• Task details:
Go through the material and pull out every line with the string "closed" in it.

• Data lines:

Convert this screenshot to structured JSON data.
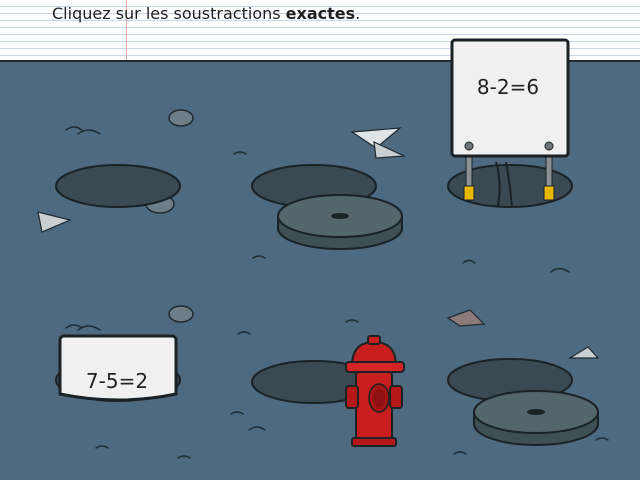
{
  "instruction": {
    "prefix": "Cliquez sur les soustractions ",
    "emphasis": "exactes",
    "suffix": "."
  },
  "manholes": [
    {
      "id": "hole-top-left",
      "state": "closed-empty"
    },
    {
      "id": "hole-top-center",
      "state": "cover-removed"
    },
    {
      "id": "hole-top-right",
      "state": "open-with-sign",
      "equation": "8-2=6"
    },
    {
      "id": "hole-bottom-left",
      "state": "open-with-sign",
      "equation": "7-5=2"
    },
    {
      "id": "hole-bottom-center",
      "state": "closed-with-hydrant"
    },
    {
      "id": "hole-bottom-right",
      "state": "cover-removed"
    }
  ],
  "colors": {
    "ground": "#4e6a80",
    "hole": "#3b4a52",
    "cover": "#52666c",
    "panel": "#f0f0f0",
    "hydrant": "#c81e1e"
  }
}
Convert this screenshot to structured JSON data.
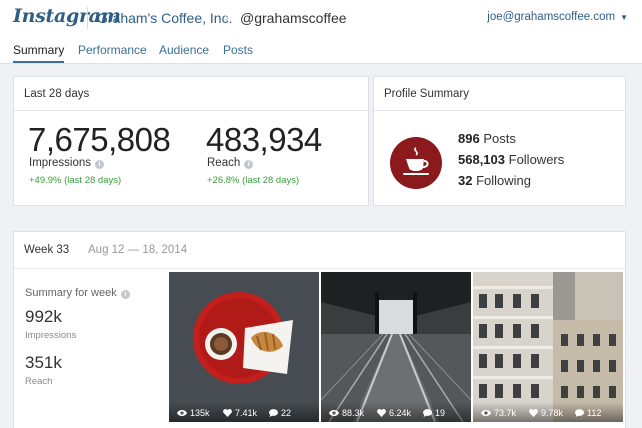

• Solved exercise:
      "state": "closed-empty"
      "state": "closed-with-hydrant"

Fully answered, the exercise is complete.